#### INPUT FOR THIS TASK ####

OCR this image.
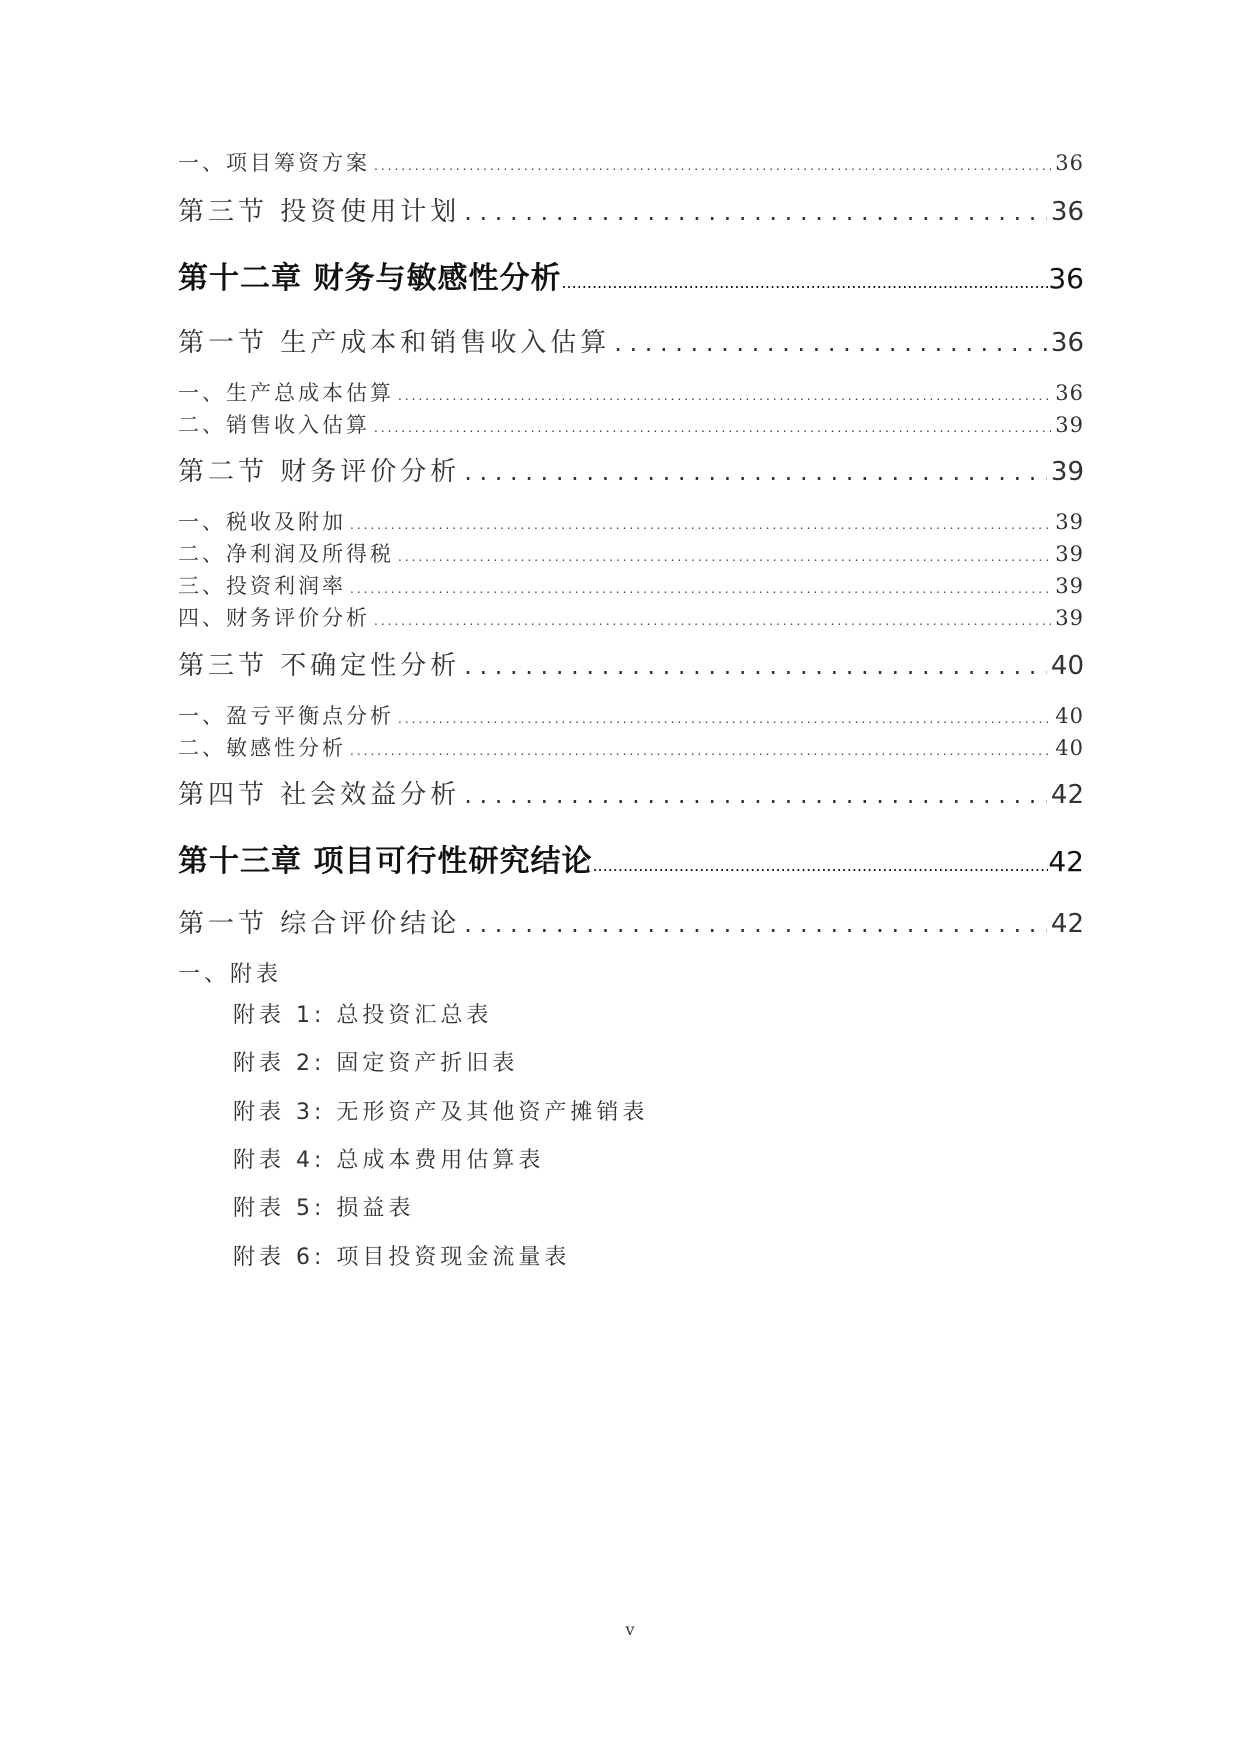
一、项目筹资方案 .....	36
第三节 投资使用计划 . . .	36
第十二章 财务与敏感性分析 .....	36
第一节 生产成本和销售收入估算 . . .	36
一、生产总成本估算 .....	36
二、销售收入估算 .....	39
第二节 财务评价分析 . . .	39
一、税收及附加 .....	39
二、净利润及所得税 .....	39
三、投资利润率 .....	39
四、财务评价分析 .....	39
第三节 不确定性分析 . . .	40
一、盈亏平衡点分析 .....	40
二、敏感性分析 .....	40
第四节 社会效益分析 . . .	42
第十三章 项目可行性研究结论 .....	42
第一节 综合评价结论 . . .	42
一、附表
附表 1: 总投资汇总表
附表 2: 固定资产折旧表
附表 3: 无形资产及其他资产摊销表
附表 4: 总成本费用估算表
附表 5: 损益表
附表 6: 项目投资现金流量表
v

####

Repeat the material above in full and exactly, omitting the pictures.

§ **RESPONSE**
OCR this image.
一、项目筹资方案 .....	36
第三节 投资使用计划 . . .	36
第十二章 财务与敏感性分析 .....	36
第一节 生产成本和销售收入估算 . . .	36
一、生产总成本估算 .....	36
二、销售收入估算 .....	39
第二节 财务评价分析 . . .	39
一、税收及附加 .....	39
二、净利润及所得税 .....	39
三、投资利润率 .....	39
四、财务评价分析 .....	39
第三节 不确定性分析 . . .	40
一、盈亏平衡点分析 .....	40
二、敏感性分析 .....	40
第四节 社会效益分析 . . .	42
第十三章 项目可行性研究结论 .....	42
第一节 综合评价结论 . . .	42
一、附表
附表 1: 总投资汇总表
附表 2: 固定资产折旧表
附表 3: 无形资产及其他资产摊销表
附表 4: 总成本费用估算表
附表 5: 损益表
附表 6: 项目投资现金流量表
v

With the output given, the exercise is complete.